> **REQUIRED WORK**
Look through the lines below and extract each one that contains "label".

======== SUPPLIED MATERIAL ========

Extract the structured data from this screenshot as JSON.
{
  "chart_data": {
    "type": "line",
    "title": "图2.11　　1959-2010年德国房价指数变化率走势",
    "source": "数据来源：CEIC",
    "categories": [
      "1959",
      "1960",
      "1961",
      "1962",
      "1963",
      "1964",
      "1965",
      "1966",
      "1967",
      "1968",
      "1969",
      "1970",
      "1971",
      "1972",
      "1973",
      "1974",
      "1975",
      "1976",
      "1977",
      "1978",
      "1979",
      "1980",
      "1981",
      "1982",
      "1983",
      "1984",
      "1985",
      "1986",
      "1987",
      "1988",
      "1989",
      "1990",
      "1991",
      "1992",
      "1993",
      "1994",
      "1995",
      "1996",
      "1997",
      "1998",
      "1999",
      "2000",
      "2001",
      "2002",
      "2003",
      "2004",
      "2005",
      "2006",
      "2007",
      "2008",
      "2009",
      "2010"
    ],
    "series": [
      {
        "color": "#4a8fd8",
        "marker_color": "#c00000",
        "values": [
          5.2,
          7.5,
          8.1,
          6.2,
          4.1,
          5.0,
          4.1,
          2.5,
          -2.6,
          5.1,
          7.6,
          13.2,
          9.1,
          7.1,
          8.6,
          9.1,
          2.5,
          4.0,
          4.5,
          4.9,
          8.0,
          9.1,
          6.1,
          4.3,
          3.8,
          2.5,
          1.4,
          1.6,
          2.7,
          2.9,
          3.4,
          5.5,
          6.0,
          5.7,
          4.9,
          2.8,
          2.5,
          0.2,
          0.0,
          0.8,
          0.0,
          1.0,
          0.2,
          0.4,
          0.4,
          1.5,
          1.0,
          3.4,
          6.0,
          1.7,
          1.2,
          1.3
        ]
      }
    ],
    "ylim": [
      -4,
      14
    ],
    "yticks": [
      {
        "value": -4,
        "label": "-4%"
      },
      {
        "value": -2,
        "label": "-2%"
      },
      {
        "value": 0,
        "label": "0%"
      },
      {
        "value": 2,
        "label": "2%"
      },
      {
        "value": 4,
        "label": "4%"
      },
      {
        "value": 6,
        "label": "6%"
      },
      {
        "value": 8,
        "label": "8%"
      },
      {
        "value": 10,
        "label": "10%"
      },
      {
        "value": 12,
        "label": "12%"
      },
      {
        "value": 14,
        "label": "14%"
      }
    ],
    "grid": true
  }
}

========

> **EXPECTED ANSWER**
        "label": "-4%"
        "label": "-2%"
        "label": "0%"
        "label": "2%"
        "label": "4%"
        "label": "6%"
        "label": "8%"
        "label": "10%"
        "label": "12%"
        "label": "14%"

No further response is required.